#### Exercise brief:
Every record should be written out exactly, with the pictures left out.

#### Dataset content:
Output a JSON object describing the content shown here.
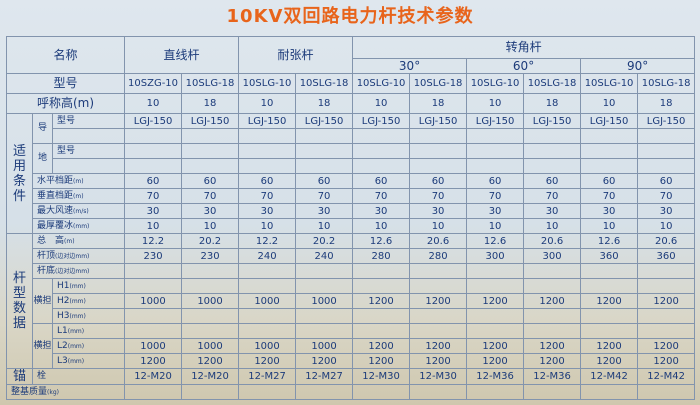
{
  "title": "10KV双回路电力杆技术参数",
  "table": {
    "header": {
      "name": "名称",
      "groups": [
        "直线杆",
        "耐张杆",
        "转角杆"
      ],
      "angles": [
        "30°",
        "60°",
        "90°"
      ],
      "model_label": "型号",
      "models": [
        "10SZG-10",
        "10SLG-18",
        "10SLG-10",
        "10SLG-18",
        "10SLG-10",
        "10SLG-18",
        "10SLG-10",
        "10SLG-18",
        "10SLG-10",
        "10SLG-18"
      ],
      "height_label": "呼称高(m)",
      "heights": [
        10,
        18,
        10,
        18,
        10,
        18,
        10,
        18,
        10,
        18
      ]
    },
    "sections": [
      {
        "label": "适用条件",
        "rows": [
          {
            "sub": "导",
            "rows": [
              {
                "label": "型号",
                "values": [
                  "LGJ-150",
                  "LGJ-150",
                  "LGJ-150",
                  "LGJ-150",
                  "LGJ-150",
                  "LGJ-150",
                  "LGJ-150",
                  "LGJ-150",
                  "LGJ-150",
                  "LGJ-150"
                ]
              },
              {
                "label": null
              }
            ]
          },
          {
            "sub": "地",
            "rows": [
              {
                "label": "型号"
              },
              {
                "label": null
              }
            ]
          },
          {
            "label": "水平档距",
            "unit": "(m)",
            "values": [
              60,
              60,
              60,
              60,
              60,
              60,
              60,
              60,
              60,
              60
            ]
          },
          {
            "label": "垂直档距",
            "unit": "(m)",
            "values": [
              70,
              70,
              70,
              70,
              70,
              70,
              70,
              70,
              70,
              70
            ]
          },
          {
            "label": "最大风速",
            "unit": "(m/s)",
            "values": [
              30,
              30,
              30,
              30,
              30,
              30,
              30,
              30,
              30,
              30
            ]
          },
          {
            "label": "最厚覆冰",
            "unit": "(mm)",
            "values": [
              10,
              10,
              10,
              10,
              10,
              10,
              10,
              10,
              10,
              10
            ]
          }
        ]
      },
      {
        "label": "杆型数据",
        "rows": [
          {
            "label": "总　高",
            "unit": "(m)",
            "values": [
              12.2,
              20.2,
              12.2,
              20.2,
              12.6,
              20.6,
              12.6,
              20.6,
              12.6,
              20.6
            ]
          },
          {
            "label": "杆顶",
            "unit": "(边对边mm)",
            "values": [
              230,
              230,
              240,
              240,
              280,
              280,
              300,
              300,
              360,
              360
            ]
          },
          {
            "label": "杆底",
            "unit": "(边对边mm)"
          },
          {
            "sub": "横担",
            "rows": [
              {
                "label": "H1",
                "unit": "(mm)"
              },
              {
                "label": "H2",
                "unit": "(mm)",
                "values": [
                  1000,
                  1000,
                  1000,
                  1000,
                  1200,
                  1200,
                  1200,
                  1200,
                  1200,
                  1200
                ]
              },
              {
                "label": "H3",
                "unit": "(mm)"
              }
            ]
          },
          {
            "sub": "横担",
            "rows": [
              {
                "label": "L1",
                "unit": "(mm)"
              },
              {
                "label": "L2",
                "unit": "(mm)",
                "values": [
                  1000,
                  1000,
                  1000,
                  1000,
                  1200,
                  1200,
                  1200,
                  1200,
                  1200,
                  1200
                ]
              },
              {
                "label": "L3",
                "unit": "(mm)",
                "values": [
                  1200,
                  1200,
                  1200,
                  1200,
                  1200,
                  1200,
                  1200,
                  1200,
                  1200,
                  1200
                ]
              }
            ]
          }
        ]
      },
      {
        "label": "锚",
        "rows": [
          {
            "label": "栓",
            "values": [
              "12-M20",
              "12-M20",
              "12-M27",
              "12-M27",
              "12-M30",
              "12-M30",
              "12-M36",
              "12-M36",
              "12-M42",
              "12-M42"
            ]
          }
        ]
      },
      {
        "rows": [
          {
            "label": "整基质量",
            "unit": "(kg)"
          }
        ]
      }
    ]
  }
}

#### Response below:
Output a JSON object describing the content shown here.
{
  "title": "10KV双回路电力杆技术参数",
  "table": {
    "header": {
      "name": "名称",
      "groups": [
        "直线杆",
        "耐张杆",
        "转角杆"
      ],
      "angles": [
        "30°",
        "60°",
        "90°"
      ],
      "model_label": "型号",
      "models": [
        "10SZG-10",
        "10SLG-18",
        "10SLG-10",
        "10SLG-18",
        "10SLG-10",
        "10SLG-18",
        "10SLG-10",
        "10SLG-18",
        "10SLG-10",
        "10SLG-18"
      ],
      "height_label": "呼称高(m)",
      "heights": [
        10,
        18,
        10,
        18,
        10,
        18,
        10,
        18,
        10,
        18
      ]
    },
    "sections": [
      {
        "label": "适用条件",
        "rows": [
          {
            "sub": "导",
            "rows": [
              {
                "label": "型号",
                "values": [
                  "LGJ-150",
                  "LGJ-150",
                  "LGJ-150",
                  "LGJ-150",
                  "LGJ-150",
                  "LGJ-150",
                  "LGJ-150",
                  "LGJ-150",
                  "LGJ-150",
                  "LGJ-150"
                ]
              },
              {
                "label": null
              }
            ]
          },
          {
            "sub": "地",
            "rows": [
              {
                "label": "型号"
              },
              {
                "label": null
              }
            ]
          },
          {
            "label": "水平档距",
            "unit": "(m)",
            "values": [
              60,
              60,
              60,
              60,
              60,
              60,
              60,
              60,
              60,
              60
            ]
          },
          {
            "label": "垂直档距",
            "unit": "(m)",
            "values": [
              70,
              70,
              70,
              70,
              70,
              70,
              70,
              70,
              70,
              70
            ]
          },
          {
            "label": "最大风速",
            "unit": "(m/s)",
            "values": [
              30,
              30,
              30,
              30,
              30,
              30,
              30,
              30,
              30,
              30
            ]
          },
          {
            "label": "最厚覆冰",
            "unit": "(mm)",
            "values": [
              10,
              10,
              10,
              10,
              10,
              10,
              10,
              10,
              10,
              10
            ]
          }
        ]
      },
      {
        "label": "杆型数据",
        "rows": [
          {
            "label": "总　高",
            "unit": "(m)",
            "values": [
              12.2,
              20.2,
              12.2,
              20.2,
              12.6,
              20.6,
              12.6,
              20.6,
              12.6,
              20.6
            ]
          },
          {
            "label": "杆顶",
            "unit": "(边对边mm)",
            "values": [
              230,
              230,
              240,
              240,
              280,
              280,
              300,
              300,
              360,
              360
            ]
          },
          {
            "label": "杆底",
            "unit": "(边对边mm)"
          },
          {
            "sub": "横担",
            "rows": [
              {
                "label": "H1",
                "unit": "(mm)"
              },
              {
                "label": "H2",
                "unit": "(mm)",
                "values": [
                  1000,
                  1000,
                  1000,
                  1000,
                  1200,
                  1200,
                  1200,
                  1200,
                  1200,
                  1200
                ]
              },
              {
                "label": "H3",
                "unit": "(mm)"
              }
            ]
          },
          {
            "sub": "横担",
            "rows": [
              {
                "label": "L1",
                "unit": "(mm)"
              },
              {
                "label": "L2",
                "unit": "(mm)",
                "values": [
                  1000,
                  1000,
                  1000,
                  1000,
                  1200,
                  1200,
                  1200,
                  1200,
                  1200,
                  1200
                ]
              },
              {
                "label": "L3",
                "unit": "(mm)",
                "values": [
                  1200,
                  1200,
                  1200,
                  1200,
                  1200,
                  1200,
                  1200,
                  1200,
                  1200,
                  1200
                ]
              }
            ]
          }
        ]
      },
      {
        "label": "锚",
        "rows": [
          {
            "label": "栓",
            "values": [
              "12-M20",
              "12-M20",
              "12-M27",
              "12-M27",
              "12-M30",
              "12-M30",
              "12-M36",
              "12-M36",
              "12-M42",
              "12-M42"
            ]
          }
        ]
      },
      {
        "rows": [
          {
            "label": "整基质量",
            "unit": "(kg)"
          }
        ]
      }
    ]
  }
}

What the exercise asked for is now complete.